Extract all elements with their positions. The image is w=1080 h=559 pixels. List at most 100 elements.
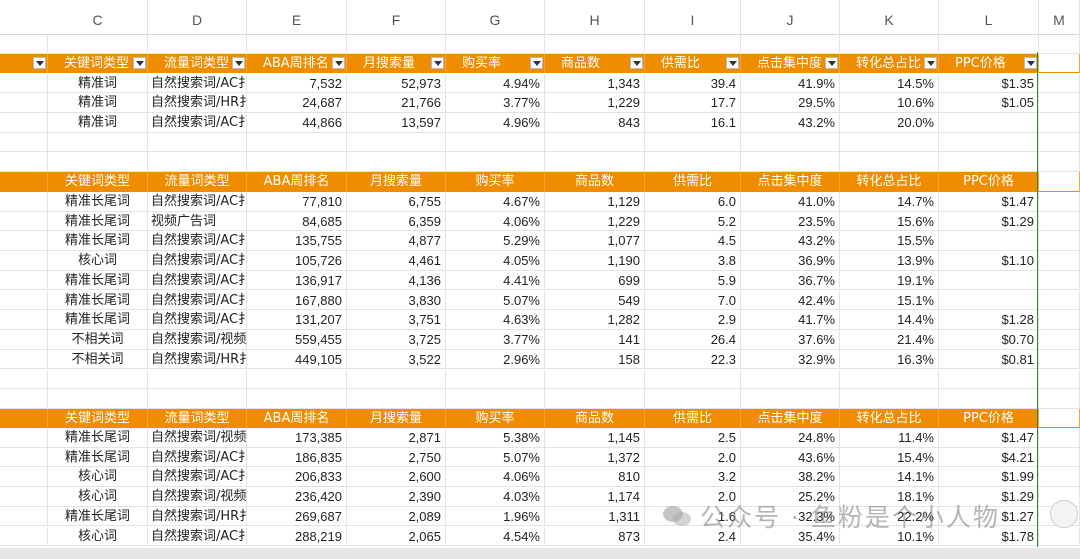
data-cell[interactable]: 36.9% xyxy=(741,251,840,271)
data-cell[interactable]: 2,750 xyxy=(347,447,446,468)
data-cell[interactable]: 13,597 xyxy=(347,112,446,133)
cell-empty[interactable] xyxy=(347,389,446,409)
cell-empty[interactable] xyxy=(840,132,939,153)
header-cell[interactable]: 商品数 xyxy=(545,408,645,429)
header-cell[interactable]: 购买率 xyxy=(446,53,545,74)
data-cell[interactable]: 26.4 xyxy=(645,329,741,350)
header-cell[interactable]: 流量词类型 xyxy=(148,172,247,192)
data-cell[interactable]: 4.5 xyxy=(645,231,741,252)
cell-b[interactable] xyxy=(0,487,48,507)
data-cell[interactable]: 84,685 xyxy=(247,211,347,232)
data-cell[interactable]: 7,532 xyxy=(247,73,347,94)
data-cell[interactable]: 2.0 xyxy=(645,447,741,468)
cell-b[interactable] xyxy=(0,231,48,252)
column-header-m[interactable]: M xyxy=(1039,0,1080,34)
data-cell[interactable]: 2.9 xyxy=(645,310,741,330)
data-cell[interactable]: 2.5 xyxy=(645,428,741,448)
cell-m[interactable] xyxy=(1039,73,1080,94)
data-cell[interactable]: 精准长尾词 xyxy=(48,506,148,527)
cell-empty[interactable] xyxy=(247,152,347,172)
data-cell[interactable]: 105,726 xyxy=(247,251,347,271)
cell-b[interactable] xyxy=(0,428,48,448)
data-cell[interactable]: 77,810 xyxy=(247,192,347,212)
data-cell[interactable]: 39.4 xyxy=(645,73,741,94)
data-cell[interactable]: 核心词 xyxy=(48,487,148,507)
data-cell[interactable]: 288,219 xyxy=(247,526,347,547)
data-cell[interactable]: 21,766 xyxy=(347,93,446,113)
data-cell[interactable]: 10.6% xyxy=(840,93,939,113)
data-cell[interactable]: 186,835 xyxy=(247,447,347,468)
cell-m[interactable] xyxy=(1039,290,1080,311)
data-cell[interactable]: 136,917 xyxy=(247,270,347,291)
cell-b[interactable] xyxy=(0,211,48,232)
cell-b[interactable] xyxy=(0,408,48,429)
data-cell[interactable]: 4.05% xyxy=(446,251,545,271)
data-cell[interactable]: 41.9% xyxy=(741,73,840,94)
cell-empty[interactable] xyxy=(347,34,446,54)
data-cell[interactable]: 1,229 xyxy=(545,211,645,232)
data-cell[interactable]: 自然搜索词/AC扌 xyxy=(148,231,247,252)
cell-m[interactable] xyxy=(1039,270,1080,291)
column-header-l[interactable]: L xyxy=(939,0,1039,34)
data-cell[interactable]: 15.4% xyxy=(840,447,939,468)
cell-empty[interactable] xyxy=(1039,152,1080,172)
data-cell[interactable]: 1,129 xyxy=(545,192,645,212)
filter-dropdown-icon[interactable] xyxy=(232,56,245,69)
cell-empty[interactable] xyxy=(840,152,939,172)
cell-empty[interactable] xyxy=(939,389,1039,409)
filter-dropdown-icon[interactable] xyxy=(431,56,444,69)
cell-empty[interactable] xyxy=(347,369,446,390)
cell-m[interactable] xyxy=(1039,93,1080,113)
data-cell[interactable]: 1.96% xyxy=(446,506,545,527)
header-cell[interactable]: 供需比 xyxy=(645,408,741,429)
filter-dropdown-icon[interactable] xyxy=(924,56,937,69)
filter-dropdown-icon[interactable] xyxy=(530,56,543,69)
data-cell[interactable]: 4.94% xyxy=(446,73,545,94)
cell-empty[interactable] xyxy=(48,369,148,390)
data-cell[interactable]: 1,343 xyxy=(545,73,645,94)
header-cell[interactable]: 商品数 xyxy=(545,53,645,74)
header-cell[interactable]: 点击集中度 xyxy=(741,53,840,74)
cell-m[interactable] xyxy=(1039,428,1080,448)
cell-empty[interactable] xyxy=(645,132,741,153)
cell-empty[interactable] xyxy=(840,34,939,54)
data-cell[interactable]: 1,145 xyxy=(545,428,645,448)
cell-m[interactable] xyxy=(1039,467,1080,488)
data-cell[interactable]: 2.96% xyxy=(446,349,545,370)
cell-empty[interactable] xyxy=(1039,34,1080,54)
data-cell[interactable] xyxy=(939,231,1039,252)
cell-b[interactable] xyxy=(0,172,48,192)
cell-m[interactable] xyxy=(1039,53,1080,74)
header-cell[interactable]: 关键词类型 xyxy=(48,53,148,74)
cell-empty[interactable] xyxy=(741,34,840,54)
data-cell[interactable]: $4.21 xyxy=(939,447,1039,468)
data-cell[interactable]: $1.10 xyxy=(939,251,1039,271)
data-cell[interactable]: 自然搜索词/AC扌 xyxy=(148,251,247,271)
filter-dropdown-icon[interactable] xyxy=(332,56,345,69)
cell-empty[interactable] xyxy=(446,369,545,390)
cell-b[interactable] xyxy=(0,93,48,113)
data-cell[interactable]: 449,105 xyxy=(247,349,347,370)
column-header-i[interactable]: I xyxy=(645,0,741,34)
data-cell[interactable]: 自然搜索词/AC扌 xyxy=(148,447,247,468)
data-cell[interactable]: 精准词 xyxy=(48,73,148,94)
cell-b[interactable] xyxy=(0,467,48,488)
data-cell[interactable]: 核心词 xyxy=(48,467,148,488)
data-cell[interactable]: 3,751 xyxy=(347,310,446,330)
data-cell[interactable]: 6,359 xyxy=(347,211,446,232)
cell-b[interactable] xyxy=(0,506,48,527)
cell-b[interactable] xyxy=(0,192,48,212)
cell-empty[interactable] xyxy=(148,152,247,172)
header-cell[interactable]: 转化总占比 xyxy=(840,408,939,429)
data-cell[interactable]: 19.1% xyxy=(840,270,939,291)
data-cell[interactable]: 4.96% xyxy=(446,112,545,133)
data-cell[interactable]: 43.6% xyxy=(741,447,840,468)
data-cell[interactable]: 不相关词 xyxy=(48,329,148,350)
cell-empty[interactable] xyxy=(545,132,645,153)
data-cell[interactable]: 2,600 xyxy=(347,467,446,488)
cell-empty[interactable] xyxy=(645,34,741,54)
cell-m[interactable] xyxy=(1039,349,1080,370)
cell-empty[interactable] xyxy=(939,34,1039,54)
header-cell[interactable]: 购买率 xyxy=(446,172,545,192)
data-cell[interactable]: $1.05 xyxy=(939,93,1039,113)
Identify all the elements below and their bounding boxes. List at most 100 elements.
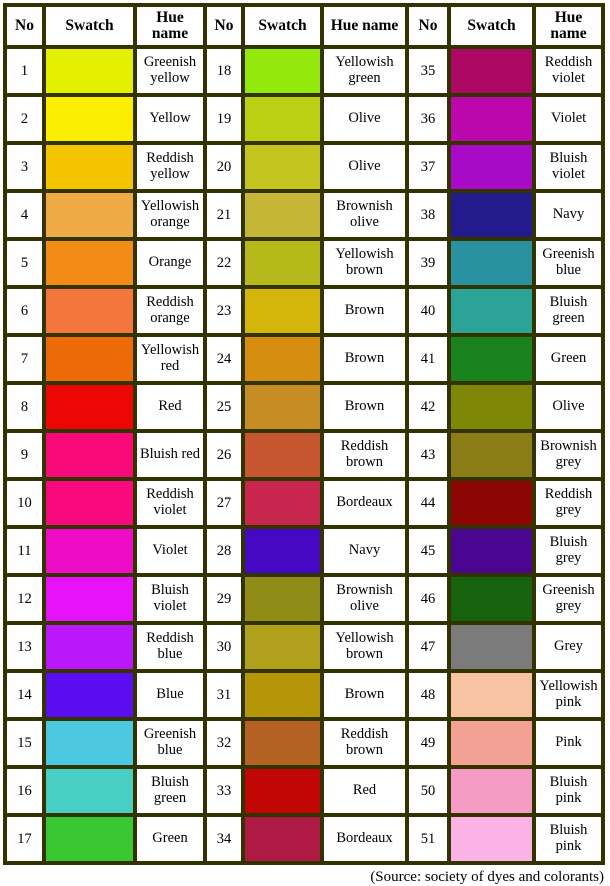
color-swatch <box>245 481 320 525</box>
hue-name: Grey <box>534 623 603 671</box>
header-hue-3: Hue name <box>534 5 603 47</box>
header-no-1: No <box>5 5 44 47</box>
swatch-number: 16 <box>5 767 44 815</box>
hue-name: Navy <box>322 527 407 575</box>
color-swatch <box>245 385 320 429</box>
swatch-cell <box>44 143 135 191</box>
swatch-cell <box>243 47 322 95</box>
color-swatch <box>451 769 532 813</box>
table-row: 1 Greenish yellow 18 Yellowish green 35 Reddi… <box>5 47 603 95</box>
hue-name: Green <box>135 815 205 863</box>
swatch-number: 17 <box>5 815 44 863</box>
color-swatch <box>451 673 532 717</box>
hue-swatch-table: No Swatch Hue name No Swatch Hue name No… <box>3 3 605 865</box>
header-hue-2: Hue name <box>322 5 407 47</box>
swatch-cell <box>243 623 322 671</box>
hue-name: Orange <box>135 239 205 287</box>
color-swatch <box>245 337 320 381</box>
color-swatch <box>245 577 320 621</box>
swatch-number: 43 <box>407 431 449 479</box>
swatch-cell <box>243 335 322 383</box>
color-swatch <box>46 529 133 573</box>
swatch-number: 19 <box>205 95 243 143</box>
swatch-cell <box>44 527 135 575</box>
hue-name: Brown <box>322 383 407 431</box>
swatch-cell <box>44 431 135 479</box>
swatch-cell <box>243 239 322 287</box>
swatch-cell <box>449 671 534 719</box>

= Exercise =
Retype the material without changes, beginning at the line that has "color-swatch <box>245 481 320 525</box>" and stopping after the line that has "color-swatch <box>451 673 532 717</box>".

= Output =
color-swatch <box>245 481 320 525</box>
hue-name: Grey <box>534 623 603 671</box>
header-hue-3: Hue name <box>534 5 603 47</box>
header-no-1: No <box>5 5 44 47</box>
swatch-number: 16 <box>5 767 44 815</box>
hue-name: Navy <box>322 527 407 575</box>
color-swatch <box>245 385 320 429</box>
swatch-cell <box>44 143 135 191</box>
swatch-cell <box>243 47 322 95</box>
color-swatch <box>451 769 532 813</box>
table-row: 1 Greenish yellow 18 Yellowish green 35 Reddi… <box>5 47 603 95</box>
hue-name: Green <box>135 815 205 863</box>
swatch-number: 17 <box>5 815 44 863</box>
color-swatch <box>451 673 532 717</box>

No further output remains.